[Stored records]
START

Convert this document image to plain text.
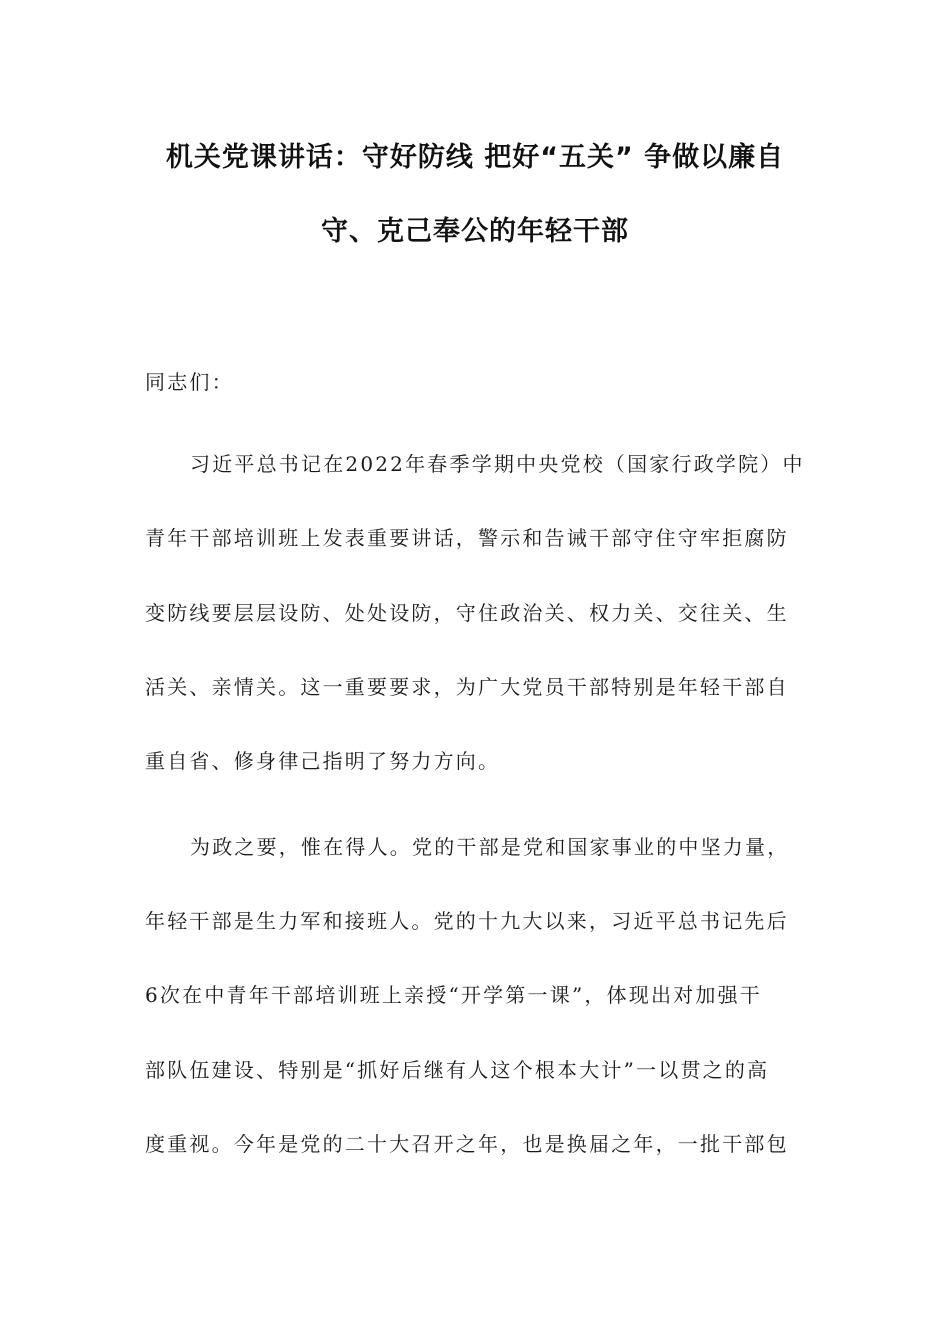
机关党课讲话：守好防线 把好“五关” 争做以廉自
守、克己奉公的年轻干部
同志们：
习近平总书记在2022年春季学期中央党校（国家行政学院）中
青年干部培训班上发表重要讲话，警示和告诫干部守住守牢拒腐防
变防线要层层设防、处处设防，守住政治关、权力关、交往关、生
活关、亲情关。这一重要要求，为广大党员干部特别是年轻干部自
重自省、修身律己指明了努力方向。
为政之要，惟在得人。党的干部是党和国家事业的中坚力量，
年轻干部是生力军和接班人。党的十九大以来，习近平总书记先后
6次在中青年干部培训班上亲授“开学第一课”，体现出对加强干
部队伍建设、特别是“抓好后继有人这个根本大计”一以贯之的高
度重视。今年是党的二十大召开之年，也是换届之年，一批干部包
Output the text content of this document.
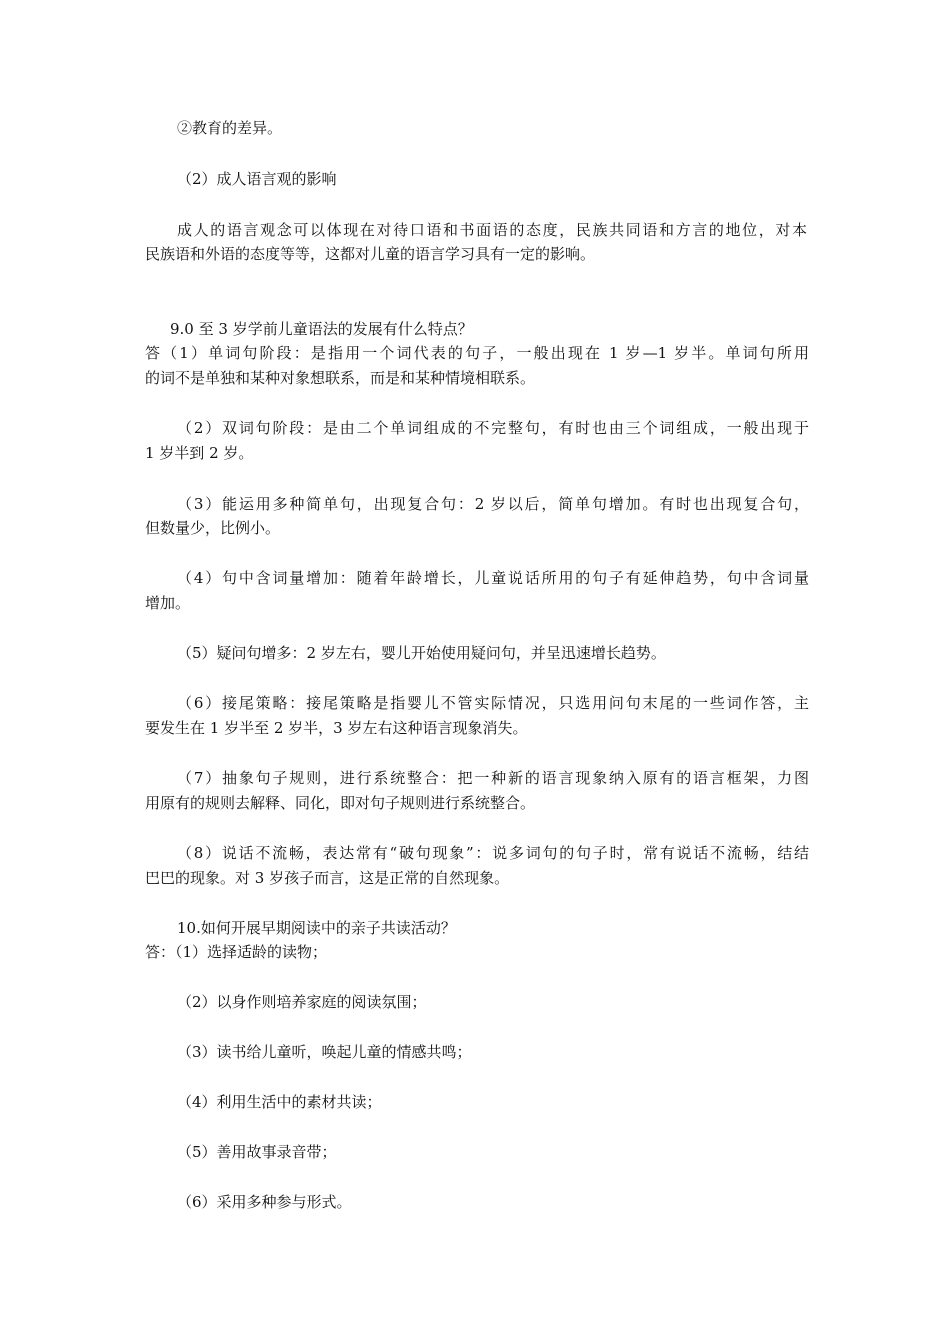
②教育的差异。
（2）成人语言观的影响
成人的语言观念可以体现在对待口语和书面语的态度，民族共同语和方言的地位，对本
民族语和外语的态度等等，这都对儿童的语言学习具有一定的影响。
9.0 至 3 岁学前儿童语法的发展有什么特点？
答（1）单词句阶段：是指用一个词代表的句子，一般出现在 1 岁—1 岁半。单词句所用
的词不是单独和某种对象想联系，而是和某种情境相联系。
（2）双词句阶段：是由二个单词组成的不完整句，有时也由三个词组成，一般出现于
1 岁半到 2 岁。
（3）能运用多种简单句，出现复合句：2 岁以后，简单句增加。有时也出现复合句，
但数量少，比例小。
（4）句中含词量增加：随着年龄增长，儿童说话所用的句子有延伸趋势，句中含词量
增加。
（5）疑问句增多：2 岁左右，婴儿开始使用疑问句，并呈迅速增长趋势。
（6）接尾策略：接尾策略是指婴儿不管实际情况，只选用问句末尾的一些词作答，主
要发生在 1 岁半至 2 岁半，3 岁左右这种语言现象消失。
（7）抽象句子规则，进行系统整合：把一种新的语言现象纳入原有的语言框架，力图
用原有的规则去解释、同化，即对句子规则进行系统整合。
（8）说话不流畅，表达常有“破句现象”：说多词句的句子时，常有说话不流畅，结结
巴巴的现象。对 3 岁孩子而言，这是正常的自然现象。
10.如何开展早期阅读中的亲子共读活动？
答：（1）选择适龄的读物；
（2）以身作则培养家庭的阅读氛围；
（3）读书给儿童听，唤起儿童的情感共鸣；
（4）利用生活中的素材共读；
（5）善用故事录音带；
（6）采用多种参与形式。
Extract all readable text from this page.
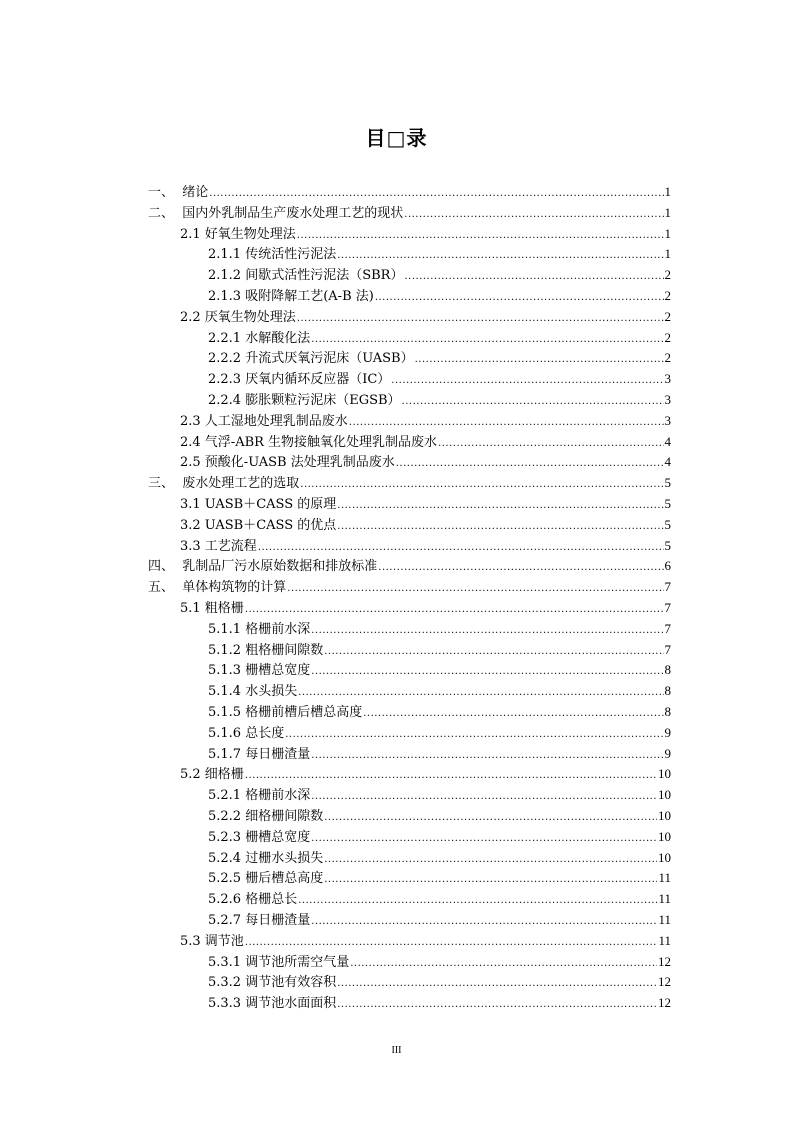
目□录
一、  绪论 .....	1
二、  国内外乳制品生产废水处理工艺的现状 .....	1
2.1 好氧生物处理法 .....	1
2.1.1 传统活性污泥法 .....	1
2.1.2 间歇式活性污泥法（SBR） .....	2
2.1.3 吸附降解工艺(A-B 法) .....	2
2.2 厌氧生物处理法 .....	2
2.2.1 水解酸化法 .....	2
2.2.2 升流式厌氧污泥床（UASB） .....	2
2.2.3 厌氧内循环反应器（IC） .....	3
2.2.4 膨胀颗粒污泥床（EGSB） .....	3
2.3 人工湿地处理乳制品废水 .....	3
2.4 气浮-ABR 生物接触氧化处理乳制品废水 .....	4
2.5 预酸化-UASB 法处理乳制品废水 .....	4
三、  废水处理工艺的选取 .....	5
3.1 UASB＋CASS 的原理 .....	5
3.2 UASB＋CASS 的优点 .....	5
3.3 工艺流程 .....	5
四、  乳制品厂污水原始数据和排放标准 .....	6
五、  单体构筑物的计算 .....	7
5.1 粗格栅 .....	7
5.1.1 格栅前水深 .....	7
5.1.2 粗格栅间隙数 .....	7
5.1.3 栅槽总宽度 .....	8
5.1.4 水头损失 .....	8
5.1.5 格栅前槽后槽总高度 .....	8
5.1.6 总长度 .....	9
5.1.7 每日栅渣量 .....	9
5.2 细格栅 .....	10
5.2.1 格栅前水深 .....	10
5.2.2 细格栅间隙数 .....	10
5.2.3 栅槽总宽度 .....	10
5.2.4 过栅水头损失 .....	10
5.2.5 栅后槽总高度 .....	11
5.2.6 格栅总长 .....	11
5.2.7 每日栅渣量 .....	11
5.3 调节池 .....	11
5.3.1 调节池所需空气量 .....	12
5.3.2 调节池有效容积 .....	12
5.3.3 调节池水面面积 .....	12
III
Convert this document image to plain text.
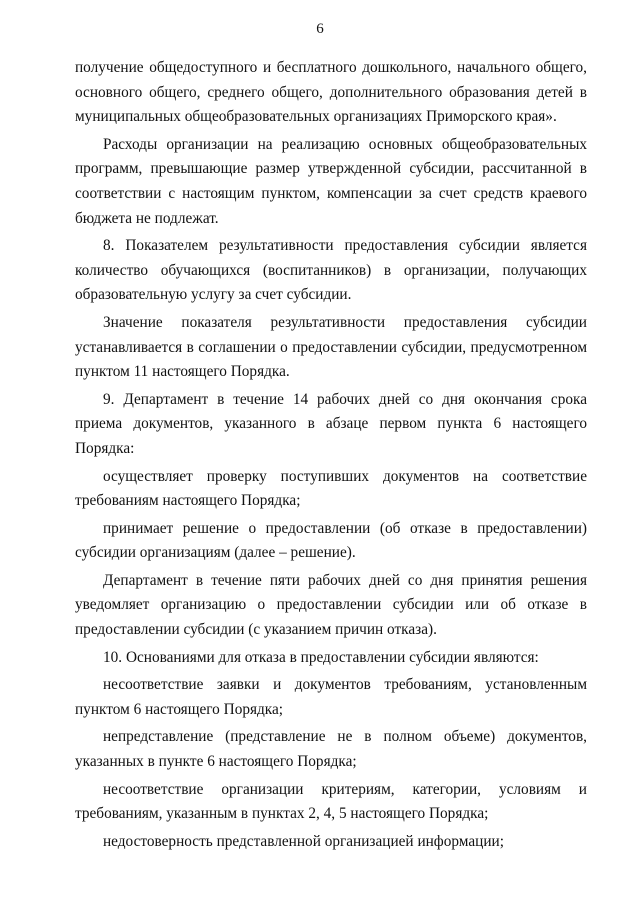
6

получение общедоступного и бесплатного дошкольного, начального общего, основного общего, среднего общего, дополнительного образования детей в муниципальных общеобразовательных организациях Приморского края».

Расходы организации на реализацию основных общеобразовательных программ, превышающие размер утвержденной субсидии, рассчитанной в соответствии с настоящим пунктом, компенсации за счет средств краевого бюджета не подлежат.

8. Показателем результативности предоставления субсидии является количество обучающихся (воспитанников) в организации, получающих образовательную услугу за счет субсидии.

Значение показателя результативности предоставления субсидии устанавливается в соглашении о предоставлении субсидии, предусмотренном пунктом 11 настоящего Порядка.

9. Департамент в течение 14 рабочих дней со дня окончания срока приема документов, указанного в абзаце первом пункта 6 настоящего Порядка:

осуществляет проверку поступивших документов на соответствие требованиям настоящего Порядка;

принимает решение о предоставлении (об отказе в предоставлении) субсидии организациям (далее – решение).

Департамент в течение пяти рабочих дней со дня принятия решения уведомляет организацию о предоставлении субсидии или об отказе в предоставлении субсидии (с указанием причин отказа).

10. Основаниями для отказа в предоставлении субсидии являются:

несоответствие заявки и документов требованиям, установленным пунктом 6 настоящего Порядка;

непредставление (представление не в полном объеме) документов, указанных в пункте 6 настоящего Порядка;

несоответствие организации критериям, категории, условиям и требованиям, указанным в пунктах 2, 4, 5 настоящего Порядка;

недостоверность представленной организацией информации;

END

Required task >> The records above should be reproduced exactly, with no pictures included.

Complete answer >>
Convert this document image to plain text.
机关党课讲话：守好防线 把好“五关” 争做以廉自
守、克己奉公的年轻干部
同志们：
习近平总书记在2022年春季学期中央党校（国家行政学院）中
青年干部培训班上发表重要讲话，警示和告诫干部守住守牢拒腐防
变防线要层层设防、处处设防，守住政治关、权力关、交往关、生
活关、亲情关。这一重要要求，为广大党员干部特别是年轻干部自
重自省、修身律己指明了努力方向。
为政之要，惟在得人。党的干部是党和国家事业的中坚力量，
年轻干部是生力军和接班人。党的十九大以来，习近平总书记先后
6次在中青年干部培训班上亲授“开学第一课”，体现出对加强干
部队伍建设、特别是“抓好后继有人这个根本大计”一以贯之的高
度重视。今年是党的二十大召开之年，也是换届之年，一批干部包
Output the text content of this document.
②教育的差异。
（2）成人语言观的影响
成人的语言观念可以体现在对待口语和书面语的态度，民族共同语和方言的地位，对本
民族语和外语的态度等等，这都对儿童的语言学习具有一定的影响。
9.0 至 3 岁学前儿童语法的发展有什么特点？
答（1）单词句阶段：是指用一个词代表的句子，一般出现在 1 岁—1 岁半。单词句所用
的词不是单独和某种对象想联系，而是和某种情境相联系。
（2）双词句阶段：是由二个单词组成的不完整句，有时也由三个词组成，一般出现于
1 岁半到 2 岁。
（3）能运用多种简单句，出现复合句：2 岁以后，简单句增加。有时也出现复合句，
但数量少，比例小。
（4）句中含词量增加：随着年龄增长，儿童说话所用的句子有延伸趋势，句中含词量
增加。
（5）疑问句增多：2 岁左右，婴儿开始使用疑问句，并呈迅速增长趋势。
（6）接尾策略：接尾策略是指婴儿不管实际情况，只选用问句末尾的一些词作答，主
要发生在 1 岁半至 2 岁半，3 岁左右这种语言现象消失。
（7）抽象句子规则，进行系统整合：把一种新的语言现象纳入原有的语言框架，力图
用原有的规则去解释、同化，即对句子规则进行系统整合。
（8）说话不流畅，表达常有“破句现象”：说多词句的句子时，常有说话不流畅，结结
巴巴的现象。对 3 岁孩子而言，这是正常的自然现象。
10.如何开展早期阅读中的亲子共读活动？
答：（1）选择适龄的读物；
（2）以身作则培养家庭的阅读氛围；
（3）读书给儿童听，唤起儿童的情感共鸣；
（4）利用生活中的素材共读；
（5）善用故事录音带；
（6）采用多种参与形式。
Extract all readable text from this page.
目□录
一、  绪论 .....	1
二、  国内外乳制品生产废水处理工艺的现状 .....	1
2.1 好氧生物处理法 .....	1
2.1.1 传统活性污泥法 .....	1
2.1.2 间歇式活性污泥法（SBR） .....	2
2.1.3 吸附降解工艺(A-B 法) .....	2
2.2 厌氧生物处理法 .....	2
2.2.1 水解酸化法 .....	2
2.2.2 升流式厌氧污泥床（UASB） .....	2
2.2.3 厌氧内循环反应器（IC） .....	3
2.2.4 膨胀颗粒污泥床（EGSB） .....	3
2.3 人工湿地处理乳制品废水 .....	3
2.4 气浮-ABR 生物接触氧化处理乳制品废水 .....	4
2.5 预酸化-UASB 法处理乳制品废水 .....	4
三、  废水处理工艺的选取 .....	5
3.1 UASB＋CASS 的原理 .....	5
3.2 UASB＋CASS 的优点 .....	5
3.3 工艺流程 .....	5
四、  乳制品厂污水原始数据和排放标准 .....	6
五、  单体构筑物的计算 .....	7
5.1 粗格栅 .....	7
5.1.1 格栅前水深 .....	7
5.1.2 粗格栅间隙数 .....	7
5.1.3 栅槽总宽度 .....	8
5.1.4 水头损失 .....	8
5.1.5 格栅前槽后槽总高度 .....	8
5.1.6 总长度 .....	9
5.1.7 每日栅渣量 .....	9
5.2 细格栅 .....	10
5.2.1 格栅前水深 .....	10
5.2.2 细格栅间隙数 .....	10
5.2.3 栅槽总宽度 .....	10
5.2.4 过栅水头损失 .....	10
5.2.5 栅后槽总高度 .....	11
5.2.6 格栅总长 .....	11
5.2.7 每日栅渣量 .....	11
5.3 调节池 .....	11
5.3.1 调节池所需空气量 .....	12
5.3.2 调节池有效容积 .....	12
5.3.3 调节池水面面积 .....	12
III
Convert this document image to plain text.
6

получение общедоступного и бесплатного дошкольного, начального общего, основного общего, среднего общего, дополнительного образования детей в муниципальных общеобразовательных организациях Приморского края».

Расходы организации на реализацию основных общеобразовательных программ, превышающие размер утвержденной субсидии, рассчитанной в соответствии с настоящим пунктом, компенсации за счет средств краевого бюджета не подлежат.

8. Показателем результативности предоставления субсидии является количество обучающихся (воспитанников) в организации, получающих образовательную услугу за счет субсидии.

Значение показателя результативности предоставления субсидии устанавливается в соглашении о предоставлении субсидии, предусмотренном пунктом 11 настоящего Порядка.

9. Департамент в течение 14 рабочих дней со дня окончания срока приема документов, указанного в абзаце первом пункта 6 настоящего Порядка:

осуществляет проверку поступивших документов на соответствие требованиям настоящего Порядка;

принимает решение о предоставлении (об отказе в предоставлении) субсидии организациям (далее – решение).

Департамент в течение пяти рабочих дней со дня принятия решения уведомляет организацию о предоставлении субсидии или об отказе в предоставлении субсидии (с указанием причин отказа).

10. Основаниями для отказа в предоставлении субсидии являются:

несоответствие заявки и документов требованиям, установленным пунктом 6 настоящего Порядка;

непредставление (представление не в полном объеме) документов, указанных в пункте 6 настоящего Порядка;

несоответствие организации критериям, категории, условиям и требованиям, указанным в пунктах 2, 4, 5 настоящего Порядка;

недостоверность представленной организацией информации;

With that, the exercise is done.